INSTRUCTIONS TO FOLLOW =
Copy the items below verbatim, from the first line through the line that contains "legend-label: Insulin-Neo-islet fraction", including both ends.

STORED RECORDS =
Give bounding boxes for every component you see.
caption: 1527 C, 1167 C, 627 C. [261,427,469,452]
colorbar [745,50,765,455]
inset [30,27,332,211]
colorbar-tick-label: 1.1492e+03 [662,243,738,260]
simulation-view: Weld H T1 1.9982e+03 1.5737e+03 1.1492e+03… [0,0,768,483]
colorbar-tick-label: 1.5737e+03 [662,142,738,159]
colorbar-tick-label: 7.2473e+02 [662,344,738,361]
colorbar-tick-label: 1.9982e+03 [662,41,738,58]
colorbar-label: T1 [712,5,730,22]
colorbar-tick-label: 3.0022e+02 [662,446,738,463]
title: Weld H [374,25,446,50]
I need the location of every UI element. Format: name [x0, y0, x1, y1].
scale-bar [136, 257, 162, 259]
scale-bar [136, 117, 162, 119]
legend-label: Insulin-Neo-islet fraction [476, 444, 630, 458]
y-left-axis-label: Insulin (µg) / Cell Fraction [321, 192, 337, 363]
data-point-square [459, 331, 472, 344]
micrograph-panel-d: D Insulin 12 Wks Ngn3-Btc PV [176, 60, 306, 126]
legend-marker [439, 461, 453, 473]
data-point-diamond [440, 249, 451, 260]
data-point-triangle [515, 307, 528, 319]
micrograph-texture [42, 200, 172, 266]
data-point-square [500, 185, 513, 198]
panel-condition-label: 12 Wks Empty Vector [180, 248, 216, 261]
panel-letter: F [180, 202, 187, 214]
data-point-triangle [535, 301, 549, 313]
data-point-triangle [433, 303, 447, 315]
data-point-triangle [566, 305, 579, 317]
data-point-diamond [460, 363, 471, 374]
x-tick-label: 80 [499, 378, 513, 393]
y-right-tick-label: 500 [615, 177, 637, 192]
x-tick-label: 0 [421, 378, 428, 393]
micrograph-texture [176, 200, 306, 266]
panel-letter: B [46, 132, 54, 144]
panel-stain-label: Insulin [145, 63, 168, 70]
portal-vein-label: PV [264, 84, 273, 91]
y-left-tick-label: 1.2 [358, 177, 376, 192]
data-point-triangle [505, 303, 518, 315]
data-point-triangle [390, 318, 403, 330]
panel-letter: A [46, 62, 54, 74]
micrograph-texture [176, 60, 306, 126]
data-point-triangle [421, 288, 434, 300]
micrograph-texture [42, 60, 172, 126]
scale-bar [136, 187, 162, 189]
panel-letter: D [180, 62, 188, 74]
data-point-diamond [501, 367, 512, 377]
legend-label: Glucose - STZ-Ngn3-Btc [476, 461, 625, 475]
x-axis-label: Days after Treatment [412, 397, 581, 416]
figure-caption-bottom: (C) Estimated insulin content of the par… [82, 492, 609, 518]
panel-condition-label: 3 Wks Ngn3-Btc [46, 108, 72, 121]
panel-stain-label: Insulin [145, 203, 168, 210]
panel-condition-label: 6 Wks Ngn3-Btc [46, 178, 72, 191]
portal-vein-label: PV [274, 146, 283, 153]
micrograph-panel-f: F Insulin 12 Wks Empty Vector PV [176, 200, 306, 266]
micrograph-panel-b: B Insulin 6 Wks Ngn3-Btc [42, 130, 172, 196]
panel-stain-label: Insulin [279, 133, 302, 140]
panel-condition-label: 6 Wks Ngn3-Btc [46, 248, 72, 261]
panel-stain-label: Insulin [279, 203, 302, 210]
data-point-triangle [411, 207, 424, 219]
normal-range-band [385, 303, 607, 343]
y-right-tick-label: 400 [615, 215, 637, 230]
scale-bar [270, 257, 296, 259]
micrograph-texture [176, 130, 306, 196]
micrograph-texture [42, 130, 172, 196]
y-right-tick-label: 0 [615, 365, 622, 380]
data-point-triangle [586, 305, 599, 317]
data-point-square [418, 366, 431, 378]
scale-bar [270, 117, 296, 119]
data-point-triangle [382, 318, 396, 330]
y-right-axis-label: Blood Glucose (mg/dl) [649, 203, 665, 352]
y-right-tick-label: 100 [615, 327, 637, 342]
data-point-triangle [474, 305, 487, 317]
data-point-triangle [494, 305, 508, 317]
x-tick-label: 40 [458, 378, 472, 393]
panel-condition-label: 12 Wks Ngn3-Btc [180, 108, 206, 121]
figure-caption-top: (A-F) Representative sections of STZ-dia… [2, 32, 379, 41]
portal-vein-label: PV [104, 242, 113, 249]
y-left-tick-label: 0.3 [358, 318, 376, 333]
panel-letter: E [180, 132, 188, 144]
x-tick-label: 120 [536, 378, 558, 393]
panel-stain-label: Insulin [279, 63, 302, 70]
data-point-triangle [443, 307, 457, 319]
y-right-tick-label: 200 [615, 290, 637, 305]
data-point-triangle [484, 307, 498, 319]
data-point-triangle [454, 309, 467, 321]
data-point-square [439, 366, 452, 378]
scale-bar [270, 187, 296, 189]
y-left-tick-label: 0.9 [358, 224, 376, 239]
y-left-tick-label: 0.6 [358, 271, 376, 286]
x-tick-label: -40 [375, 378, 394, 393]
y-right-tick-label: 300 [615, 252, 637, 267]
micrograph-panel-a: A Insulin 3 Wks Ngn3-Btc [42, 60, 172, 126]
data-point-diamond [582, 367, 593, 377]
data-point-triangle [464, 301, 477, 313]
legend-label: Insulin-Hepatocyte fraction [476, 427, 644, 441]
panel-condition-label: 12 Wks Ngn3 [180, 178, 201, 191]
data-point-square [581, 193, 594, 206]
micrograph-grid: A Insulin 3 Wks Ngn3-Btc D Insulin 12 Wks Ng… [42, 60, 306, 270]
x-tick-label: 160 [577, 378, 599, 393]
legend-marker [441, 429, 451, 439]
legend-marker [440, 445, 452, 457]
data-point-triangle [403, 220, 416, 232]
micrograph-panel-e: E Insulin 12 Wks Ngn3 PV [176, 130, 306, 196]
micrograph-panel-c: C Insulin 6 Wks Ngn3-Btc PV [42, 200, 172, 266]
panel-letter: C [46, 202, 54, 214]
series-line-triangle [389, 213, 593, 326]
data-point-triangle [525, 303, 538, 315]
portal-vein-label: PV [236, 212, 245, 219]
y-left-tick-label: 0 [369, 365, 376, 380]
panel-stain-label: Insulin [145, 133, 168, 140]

COMPLETE OUTPUT =
Give bounding boxes for every component you see.
caption: 1527 C, 1167 C, 627 C. [261,427,469,452]
colorbar [745,50,765,455]
inset [30,27,332,211]
colorbar-tick-label: 1.1492e+03 [662,243,738,260]
simulation-view: Weld H T1 1.9982e+03 1.5737e+03 1.1492e+03… [0,0,768,483]
colorbar-tick-label: 1.5737e+03 [662,142,738,159]
colorbar-tick-label: 7.2473e+02 [662,344,738,361]
colorbar-tick-label: 1.9982e+03 [662,41,738,58]
colorbar-label: T1 [712,5,730,22]
colorbar-tick-label: 3.0022e+02 [662,446,738,463]
title: Weld H [374,25,446,50]
I need the location of every UI element. Format: name [x0, y0, x1, y1].
scale-bar [136, 257, 162, 259]
scale-bar [136, 117, 162, 119]
legend-label: Insulin-Neo-islet fraction [476, 444, 630, 458]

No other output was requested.